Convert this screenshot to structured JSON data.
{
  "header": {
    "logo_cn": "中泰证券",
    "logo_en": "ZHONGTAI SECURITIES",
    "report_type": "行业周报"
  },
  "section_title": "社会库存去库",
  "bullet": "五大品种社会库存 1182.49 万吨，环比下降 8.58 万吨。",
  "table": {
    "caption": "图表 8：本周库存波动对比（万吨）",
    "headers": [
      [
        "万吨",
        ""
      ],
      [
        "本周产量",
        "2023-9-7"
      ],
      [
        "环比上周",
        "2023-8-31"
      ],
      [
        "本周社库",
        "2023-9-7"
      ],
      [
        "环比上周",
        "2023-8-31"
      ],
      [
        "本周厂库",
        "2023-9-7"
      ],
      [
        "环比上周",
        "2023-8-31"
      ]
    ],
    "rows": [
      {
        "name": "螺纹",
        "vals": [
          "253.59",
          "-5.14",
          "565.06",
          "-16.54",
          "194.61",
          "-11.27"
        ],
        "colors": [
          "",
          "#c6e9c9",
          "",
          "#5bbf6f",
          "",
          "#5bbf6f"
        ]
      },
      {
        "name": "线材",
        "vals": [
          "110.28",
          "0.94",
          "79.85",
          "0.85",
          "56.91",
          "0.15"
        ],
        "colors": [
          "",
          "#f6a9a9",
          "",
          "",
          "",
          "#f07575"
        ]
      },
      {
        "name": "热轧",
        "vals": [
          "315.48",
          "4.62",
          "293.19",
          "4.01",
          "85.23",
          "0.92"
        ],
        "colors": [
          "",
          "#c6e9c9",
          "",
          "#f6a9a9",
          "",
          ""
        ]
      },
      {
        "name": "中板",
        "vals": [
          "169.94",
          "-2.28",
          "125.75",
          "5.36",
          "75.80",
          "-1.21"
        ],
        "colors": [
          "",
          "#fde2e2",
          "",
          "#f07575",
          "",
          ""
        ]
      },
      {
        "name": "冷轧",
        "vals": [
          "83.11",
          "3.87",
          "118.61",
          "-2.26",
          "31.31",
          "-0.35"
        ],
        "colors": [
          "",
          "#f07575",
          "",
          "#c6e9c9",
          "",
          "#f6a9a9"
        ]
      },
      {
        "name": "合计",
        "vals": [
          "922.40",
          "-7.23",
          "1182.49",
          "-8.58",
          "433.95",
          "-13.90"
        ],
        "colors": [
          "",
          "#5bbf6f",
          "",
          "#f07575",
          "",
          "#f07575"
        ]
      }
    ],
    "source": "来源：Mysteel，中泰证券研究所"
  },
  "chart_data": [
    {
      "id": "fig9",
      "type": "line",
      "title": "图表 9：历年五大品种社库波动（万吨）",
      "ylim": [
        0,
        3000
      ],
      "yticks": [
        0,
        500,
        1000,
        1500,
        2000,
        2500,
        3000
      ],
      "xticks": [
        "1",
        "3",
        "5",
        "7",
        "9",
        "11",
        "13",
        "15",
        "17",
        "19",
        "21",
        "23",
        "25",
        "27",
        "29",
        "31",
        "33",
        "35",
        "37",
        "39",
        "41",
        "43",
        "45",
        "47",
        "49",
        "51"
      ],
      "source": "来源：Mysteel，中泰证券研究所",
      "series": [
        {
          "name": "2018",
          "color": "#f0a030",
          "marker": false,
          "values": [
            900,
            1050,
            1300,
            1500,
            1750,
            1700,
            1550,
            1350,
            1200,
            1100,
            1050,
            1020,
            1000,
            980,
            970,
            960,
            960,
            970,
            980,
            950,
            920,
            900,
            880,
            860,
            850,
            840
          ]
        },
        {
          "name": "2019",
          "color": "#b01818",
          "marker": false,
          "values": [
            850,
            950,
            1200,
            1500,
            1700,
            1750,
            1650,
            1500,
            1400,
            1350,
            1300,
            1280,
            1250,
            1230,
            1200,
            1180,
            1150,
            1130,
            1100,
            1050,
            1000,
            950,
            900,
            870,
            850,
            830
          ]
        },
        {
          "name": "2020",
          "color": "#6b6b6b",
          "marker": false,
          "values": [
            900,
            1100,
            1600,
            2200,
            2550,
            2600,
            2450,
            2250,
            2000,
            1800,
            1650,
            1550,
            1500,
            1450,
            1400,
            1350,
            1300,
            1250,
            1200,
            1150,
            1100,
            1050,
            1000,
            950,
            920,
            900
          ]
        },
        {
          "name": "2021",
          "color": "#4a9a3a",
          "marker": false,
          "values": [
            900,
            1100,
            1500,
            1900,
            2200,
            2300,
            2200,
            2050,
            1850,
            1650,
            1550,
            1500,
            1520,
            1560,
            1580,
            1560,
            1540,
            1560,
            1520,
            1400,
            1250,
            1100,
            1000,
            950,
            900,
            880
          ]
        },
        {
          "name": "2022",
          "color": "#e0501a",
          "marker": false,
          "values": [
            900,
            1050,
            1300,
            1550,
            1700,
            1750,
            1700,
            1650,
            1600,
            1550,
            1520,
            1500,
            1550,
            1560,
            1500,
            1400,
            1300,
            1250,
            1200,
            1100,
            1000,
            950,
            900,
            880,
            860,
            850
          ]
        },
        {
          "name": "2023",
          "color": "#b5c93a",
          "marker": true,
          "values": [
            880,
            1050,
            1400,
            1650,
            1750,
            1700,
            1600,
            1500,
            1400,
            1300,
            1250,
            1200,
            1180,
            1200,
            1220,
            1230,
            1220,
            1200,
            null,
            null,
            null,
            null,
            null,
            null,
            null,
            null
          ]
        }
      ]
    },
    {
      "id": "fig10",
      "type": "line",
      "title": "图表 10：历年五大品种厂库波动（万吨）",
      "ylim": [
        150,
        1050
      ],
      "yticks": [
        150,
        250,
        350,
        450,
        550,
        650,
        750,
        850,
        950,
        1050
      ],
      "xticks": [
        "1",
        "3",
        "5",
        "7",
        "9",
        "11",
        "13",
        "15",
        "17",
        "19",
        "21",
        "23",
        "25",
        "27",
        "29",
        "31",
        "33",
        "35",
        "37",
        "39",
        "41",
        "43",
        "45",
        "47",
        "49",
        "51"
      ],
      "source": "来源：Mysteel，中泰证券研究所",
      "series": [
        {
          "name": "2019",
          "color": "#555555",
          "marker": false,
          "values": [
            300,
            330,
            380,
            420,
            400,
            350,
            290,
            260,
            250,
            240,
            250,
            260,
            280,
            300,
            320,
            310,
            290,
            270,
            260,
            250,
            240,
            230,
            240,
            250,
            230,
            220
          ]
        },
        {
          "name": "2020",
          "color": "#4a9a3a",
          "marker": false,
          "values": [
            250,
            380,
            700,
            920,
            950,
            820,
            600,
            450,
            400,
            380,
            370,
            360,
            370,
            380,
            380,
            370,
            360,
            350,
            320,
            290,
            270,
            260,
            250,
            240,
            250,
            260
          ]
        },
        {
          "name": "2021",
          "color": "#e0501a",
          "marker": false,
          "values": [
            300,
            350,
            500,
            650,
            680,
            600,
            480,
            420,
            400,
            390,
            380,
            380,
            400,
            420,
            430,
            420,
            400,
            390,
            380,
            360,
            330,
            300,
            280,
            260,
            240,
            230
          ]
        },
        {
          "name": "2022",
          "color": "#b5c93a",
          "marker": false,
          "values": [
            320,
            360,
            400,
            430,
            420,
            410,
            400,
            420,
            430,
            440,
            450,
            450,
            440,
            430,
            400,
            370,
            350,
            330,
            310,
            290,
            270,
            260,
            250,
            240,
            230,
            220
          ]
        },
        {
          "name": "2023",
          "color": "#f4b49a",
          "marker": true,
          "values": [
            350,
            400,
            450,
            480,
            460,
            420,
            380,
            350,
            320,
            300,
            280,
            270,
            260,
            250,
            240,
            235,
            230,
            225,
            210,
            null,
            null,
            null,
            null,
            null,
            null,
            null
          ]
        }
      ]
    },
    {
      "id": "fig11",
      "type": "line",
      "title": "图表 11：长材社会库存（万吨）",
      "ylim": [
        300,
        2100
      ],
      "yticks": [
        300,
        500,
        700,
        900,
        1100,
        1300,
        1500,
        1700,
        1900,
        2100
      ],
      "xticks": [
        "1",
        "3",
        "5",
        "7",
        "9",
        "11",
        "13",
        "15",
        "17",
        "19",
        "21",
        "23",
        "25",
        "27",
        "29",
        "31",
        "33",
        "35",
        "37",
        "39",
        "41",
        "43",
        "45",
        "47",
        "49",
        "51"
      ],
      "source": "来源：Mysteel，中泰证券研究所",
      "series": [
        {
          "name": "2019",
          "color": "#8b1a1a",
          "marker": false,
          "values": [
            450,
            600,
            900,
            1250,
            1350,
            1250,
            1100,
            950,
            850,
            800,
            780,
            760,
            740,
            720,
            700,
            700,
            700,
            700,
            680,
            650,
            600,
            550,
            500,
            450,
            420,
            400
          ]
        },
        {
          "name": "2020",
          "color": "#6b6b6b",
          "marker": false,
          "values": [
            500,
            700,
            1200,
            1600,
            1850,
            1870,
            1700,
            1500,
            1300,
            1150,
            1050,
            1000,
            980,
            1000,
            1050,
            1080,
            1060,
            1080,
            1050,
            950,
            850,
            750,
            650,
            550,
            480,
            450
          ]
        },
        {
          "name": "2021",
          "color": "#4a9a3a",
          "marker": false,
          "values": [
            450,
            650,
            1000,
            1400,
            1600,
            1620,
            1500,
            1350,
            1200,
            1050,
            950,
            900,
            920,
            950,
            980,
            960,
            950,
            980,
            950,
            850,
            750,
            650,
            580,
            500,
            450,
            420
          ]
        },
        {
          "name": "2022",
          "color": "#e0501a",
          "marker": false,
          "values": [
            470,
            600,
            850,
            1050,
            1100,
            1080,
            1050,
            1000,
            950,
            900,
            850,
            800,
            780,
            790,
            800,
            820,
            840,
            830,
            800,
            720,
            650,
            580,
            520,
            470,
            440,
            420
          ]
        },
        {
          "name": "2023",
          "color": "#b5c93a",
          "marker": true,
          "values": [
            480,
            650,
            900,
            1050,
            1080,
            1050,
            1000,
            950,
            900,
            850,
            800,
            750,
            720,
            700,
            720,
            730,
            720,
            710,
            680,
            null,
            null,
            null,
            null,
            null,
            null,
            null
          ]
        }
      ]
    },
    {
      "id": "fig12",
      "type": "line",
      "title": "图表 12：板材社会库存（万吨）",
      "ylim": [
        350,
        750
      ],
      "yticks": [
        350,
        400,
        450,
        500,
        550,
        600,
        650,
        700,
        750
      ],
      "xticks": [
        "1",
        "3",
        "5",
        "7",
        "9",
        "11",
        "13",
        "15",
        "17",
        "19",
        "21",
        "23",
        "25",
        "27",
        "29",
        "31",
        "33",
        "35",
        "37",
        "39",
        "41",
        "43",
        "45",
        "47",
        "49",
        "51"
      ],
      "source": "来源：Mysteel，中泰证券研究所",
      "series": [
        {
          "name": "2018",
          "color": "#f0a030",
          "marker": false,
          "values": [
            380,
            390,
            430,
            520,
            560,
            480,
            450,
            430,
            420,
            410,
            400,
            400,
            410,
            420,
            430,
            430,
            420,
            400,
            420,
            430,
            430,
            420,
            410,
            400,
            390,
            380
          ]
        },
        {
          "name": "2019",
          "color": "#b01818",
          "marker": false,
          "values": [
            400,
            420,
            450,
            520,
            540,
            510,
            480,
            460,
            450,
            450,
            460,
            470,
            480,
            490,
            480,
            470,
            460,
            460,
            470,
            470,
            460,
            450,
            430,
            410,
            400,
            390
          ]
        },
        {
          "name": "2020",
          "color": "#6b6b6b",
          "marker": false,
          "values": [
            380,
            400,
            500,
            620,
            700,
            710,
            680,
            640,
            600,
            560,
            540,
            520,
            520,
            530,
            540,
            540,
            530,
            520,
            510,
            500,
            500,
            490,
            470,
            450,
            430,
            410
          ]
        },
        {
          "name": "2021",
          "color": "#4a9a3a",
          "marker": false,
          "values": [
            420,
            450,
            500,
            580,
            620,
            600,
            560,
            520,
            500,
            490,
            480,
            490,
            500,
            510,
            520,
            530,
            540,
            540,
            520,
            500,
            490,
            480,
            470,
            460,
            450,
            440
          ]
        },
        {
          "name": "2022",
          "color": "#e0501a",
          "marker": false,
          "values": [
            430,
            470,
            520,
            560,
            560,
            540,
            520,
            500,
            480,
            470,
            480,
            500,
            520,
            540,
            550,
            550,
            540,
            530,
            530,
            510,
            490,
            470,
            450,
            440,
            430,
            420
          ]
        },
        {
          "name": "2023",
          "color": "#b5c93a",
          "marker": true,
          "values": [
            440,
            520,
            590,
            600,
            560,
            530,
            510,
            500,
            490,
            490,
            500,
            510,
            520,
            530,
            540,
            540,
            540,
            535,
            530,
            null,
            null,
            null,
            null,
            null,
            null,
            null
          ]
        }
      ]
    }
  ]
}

---

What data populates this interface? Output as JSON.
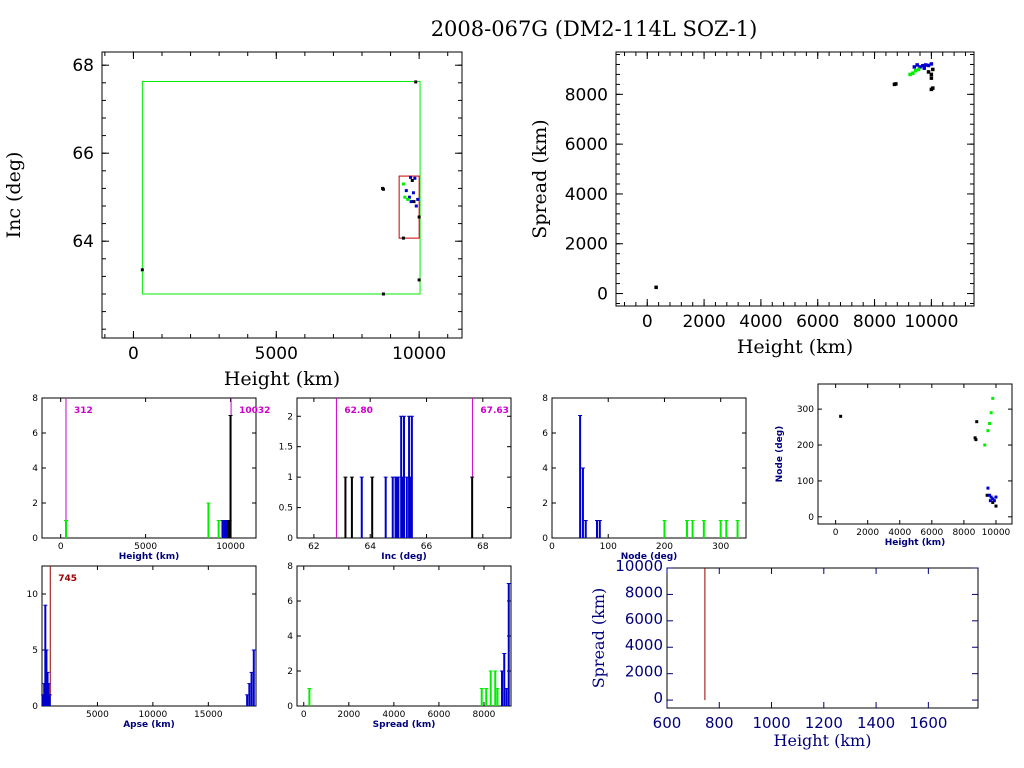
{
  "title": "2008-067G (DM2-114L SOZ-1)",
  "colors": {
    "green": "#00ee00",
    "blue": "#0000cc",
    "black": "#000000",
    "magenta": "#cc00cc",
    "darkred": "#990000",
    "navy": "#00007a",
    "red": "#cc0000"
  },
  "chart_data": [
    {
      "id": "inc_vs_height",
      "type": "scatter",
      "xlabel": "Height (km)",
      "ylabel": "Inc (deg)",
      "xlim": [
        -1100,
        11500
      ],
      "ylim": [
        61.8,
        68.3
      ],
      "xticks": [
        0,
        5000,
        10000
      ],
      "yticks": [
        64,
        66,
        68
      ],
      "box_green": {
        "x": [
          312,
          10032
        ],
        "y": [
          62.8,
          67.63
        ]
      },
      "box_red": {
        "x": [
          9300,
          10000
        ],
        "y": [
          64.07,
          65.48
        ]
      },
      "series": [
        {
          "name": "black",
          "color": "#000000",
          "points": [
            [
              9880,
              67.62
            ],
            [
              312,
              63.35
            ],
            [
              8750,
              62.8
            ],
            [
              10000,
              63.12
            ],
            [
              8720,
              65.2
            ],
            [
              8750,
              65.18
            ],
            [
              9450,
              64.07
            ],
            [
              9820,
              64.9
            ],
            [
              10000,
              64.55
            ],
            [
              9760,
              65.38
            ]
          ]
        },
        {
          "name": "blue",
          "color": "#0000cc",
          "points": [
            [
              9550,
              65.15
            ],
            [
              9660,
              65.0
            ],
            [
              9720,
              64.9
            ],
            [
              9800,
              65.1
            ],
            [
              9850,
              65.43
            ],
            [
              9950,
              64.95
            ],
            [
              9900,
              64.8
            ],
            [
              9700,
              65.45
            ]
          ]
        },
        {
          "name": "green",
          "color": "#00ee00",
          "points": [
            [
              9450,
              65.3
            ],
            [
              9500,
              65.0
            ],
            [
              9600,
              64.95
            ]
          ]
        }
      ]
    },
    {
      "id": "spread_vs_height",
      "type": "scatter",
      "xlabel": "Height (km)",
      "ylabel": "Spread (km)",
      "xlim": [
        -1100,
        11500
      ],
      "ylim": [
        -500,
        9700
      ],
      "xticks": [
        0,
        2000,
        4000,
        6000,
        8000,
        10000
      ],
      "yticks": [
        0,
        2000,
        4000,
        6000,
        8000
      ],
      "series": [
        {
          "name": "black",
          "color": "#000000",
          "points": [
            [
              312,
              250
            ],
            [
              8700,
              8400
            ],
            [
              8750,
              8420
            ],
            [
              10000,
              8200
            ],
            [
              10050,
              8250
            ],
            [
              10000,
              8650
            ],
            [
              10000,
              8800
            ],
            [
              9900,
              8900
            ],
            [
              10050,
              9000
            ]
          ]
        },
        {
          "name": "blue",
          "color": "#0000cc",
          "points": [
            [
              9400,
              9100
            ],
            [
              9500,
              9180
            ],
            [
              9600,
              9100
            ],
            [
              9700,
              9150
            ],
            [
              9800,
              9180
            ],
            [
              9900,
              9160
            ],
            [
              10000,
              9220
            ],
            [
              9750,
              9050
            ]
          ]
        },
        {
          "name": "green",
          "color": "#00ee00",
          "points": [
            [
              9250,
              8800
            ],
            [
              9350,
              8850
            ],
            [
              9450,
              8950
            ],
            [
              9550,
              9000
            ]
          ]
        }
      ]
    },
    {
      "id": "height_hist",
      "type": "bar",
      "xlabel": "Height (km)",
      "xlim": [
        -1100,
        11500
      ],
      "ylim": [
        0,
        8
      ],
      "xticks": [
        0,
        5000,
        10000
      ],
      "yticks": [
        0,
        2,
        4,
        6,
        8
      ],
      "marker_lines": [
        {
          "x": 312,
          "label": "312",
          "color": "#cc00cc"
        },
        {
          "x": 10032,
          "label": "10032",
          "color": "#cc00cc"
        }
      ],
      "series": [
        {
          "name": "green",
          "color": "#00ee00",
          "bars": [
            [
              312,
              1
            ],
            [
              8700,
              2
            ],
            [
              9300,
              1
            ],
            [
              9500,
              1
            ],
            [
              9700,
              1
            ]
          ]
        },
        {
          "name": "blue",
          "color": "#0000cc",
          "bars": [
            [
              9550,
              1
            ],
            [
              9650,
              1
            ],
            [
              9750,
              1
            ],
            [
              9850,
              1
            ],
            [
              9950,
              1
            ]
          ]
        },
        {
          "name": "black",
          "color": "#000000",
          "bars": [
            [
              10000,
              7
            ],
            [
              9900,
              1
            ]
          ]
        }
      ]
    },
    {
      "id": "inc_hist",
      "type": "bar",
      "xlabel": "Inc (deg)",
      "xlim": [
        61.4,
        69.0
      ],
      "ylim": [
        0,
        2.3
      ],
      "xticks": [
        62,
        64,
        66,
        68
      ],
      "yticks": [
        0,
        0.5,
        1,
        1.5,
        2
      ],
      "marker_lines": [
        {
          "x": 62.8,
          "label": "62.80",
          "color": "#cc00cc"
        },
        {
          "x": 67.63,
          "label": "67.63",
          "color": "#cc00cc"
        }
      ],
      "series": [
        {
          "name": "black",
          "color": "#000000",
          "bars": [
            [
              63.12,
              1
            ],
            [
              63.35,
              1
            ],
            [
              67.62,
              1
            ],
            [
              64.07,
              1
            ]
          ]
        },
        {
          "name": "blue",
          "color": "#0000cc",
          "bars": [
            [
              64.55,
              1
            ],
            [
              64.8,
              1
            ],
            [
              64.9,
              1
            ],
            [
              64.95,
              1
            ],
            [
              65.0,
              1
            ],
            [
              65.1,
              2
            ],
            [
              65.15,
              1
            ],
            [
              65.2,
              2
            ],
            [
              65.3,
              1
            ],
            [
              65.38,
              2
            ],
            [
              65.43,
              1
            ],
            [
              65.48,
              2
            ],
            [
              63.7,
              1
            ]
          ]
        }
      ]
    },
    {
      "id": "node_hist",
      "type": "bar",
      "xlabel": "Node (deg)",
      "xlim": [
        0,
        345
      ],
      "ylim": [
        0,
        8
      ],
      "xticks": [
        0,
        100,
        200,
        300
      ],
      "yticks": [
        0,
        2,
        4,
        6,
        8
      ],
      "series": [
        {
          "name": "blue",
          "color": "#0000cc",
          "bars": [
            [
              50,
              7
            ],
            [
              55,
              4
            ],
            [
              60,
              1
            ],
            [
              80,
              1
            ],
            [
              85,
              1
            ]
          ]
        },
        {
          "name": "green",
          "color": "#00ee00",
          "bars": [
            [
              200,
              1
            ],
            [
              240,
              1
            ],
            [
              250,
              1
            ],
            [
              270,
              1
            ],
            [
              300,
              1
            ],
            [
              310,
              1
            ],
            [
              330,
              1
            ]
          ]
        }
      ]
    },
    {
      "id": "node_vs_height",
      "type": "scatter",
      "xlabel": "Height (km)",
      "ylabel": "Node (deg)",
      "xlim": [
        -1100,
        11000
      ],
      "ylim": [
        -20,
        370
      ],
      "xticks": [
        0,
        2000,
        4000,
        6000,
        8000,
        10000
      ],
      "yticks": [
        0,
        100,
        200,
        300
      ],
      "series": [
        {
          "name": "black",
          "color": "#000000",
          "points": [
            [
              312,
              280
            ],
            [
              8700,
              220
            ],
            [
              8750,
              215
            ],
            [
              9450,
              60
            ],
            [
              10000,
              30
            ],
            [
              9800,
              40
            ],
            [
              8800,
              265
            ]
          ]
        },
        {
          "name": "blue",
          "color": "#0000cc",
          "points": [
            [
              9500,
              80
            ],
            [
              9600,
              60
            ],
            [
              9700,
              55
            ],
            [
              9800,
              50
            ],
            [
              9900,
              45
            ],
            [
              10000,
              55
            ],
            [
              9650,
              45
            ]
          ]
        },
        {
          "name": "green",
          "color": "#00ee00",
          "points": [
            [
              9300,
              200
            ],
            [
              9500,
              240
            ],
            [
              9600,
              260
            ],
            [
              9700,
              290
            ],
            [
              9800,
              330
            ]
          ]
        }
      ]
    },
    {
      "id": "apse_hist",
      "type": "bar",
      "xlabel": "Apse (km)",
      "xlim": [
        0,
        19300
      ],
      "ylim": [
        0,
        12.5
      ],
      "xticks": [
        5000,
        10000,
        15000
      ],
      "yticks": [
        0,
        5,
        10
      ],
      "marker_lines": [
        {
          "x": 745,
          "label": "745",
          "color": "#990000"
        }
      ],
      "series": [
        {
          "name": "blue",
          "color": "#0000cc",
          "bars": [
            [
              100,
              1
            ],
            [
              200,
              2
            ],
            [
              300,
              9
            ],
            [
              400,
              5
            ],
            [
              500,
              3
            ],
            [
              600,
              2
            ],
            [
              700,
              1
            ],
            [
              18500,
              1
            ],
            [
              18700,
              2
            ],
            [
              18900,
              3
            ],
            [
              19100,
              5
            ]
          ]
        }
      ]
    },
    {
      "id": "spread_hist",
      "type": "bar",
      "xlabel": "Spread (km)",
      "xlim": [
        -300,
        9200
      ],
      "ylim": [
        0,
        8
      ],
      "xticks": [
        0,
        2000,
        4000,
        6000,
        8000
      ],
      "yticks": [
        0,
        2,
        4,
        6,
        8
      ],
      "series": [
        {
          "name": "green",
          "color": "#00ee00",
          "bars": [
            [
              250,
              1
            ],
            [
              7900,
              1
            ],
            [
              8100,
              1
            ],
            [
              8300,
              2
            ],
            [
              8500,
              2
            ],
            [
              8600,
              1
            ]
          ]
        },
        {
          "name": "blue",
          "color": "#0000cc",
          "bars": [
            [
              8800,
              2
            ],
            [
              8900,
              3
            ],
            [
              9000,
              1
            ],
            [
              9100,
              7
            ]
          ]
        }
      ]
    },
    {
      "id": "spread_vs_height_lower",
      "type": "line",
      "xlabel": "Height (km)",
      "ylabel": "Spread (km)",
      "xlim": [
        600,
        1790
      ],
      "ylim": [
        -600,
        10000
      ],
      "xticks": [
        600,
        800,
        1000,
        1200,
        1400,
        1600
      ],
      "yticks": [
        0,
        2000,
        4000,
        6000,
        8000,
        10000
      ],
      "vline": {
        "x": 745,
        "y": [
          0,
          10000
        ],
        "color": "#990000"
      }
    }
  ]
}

# Prompt:
Each line above that includes "this" should be shown.

# Task result:
Convert this screenshot to structured JSON data.
What data populates this interface? Output as JSON.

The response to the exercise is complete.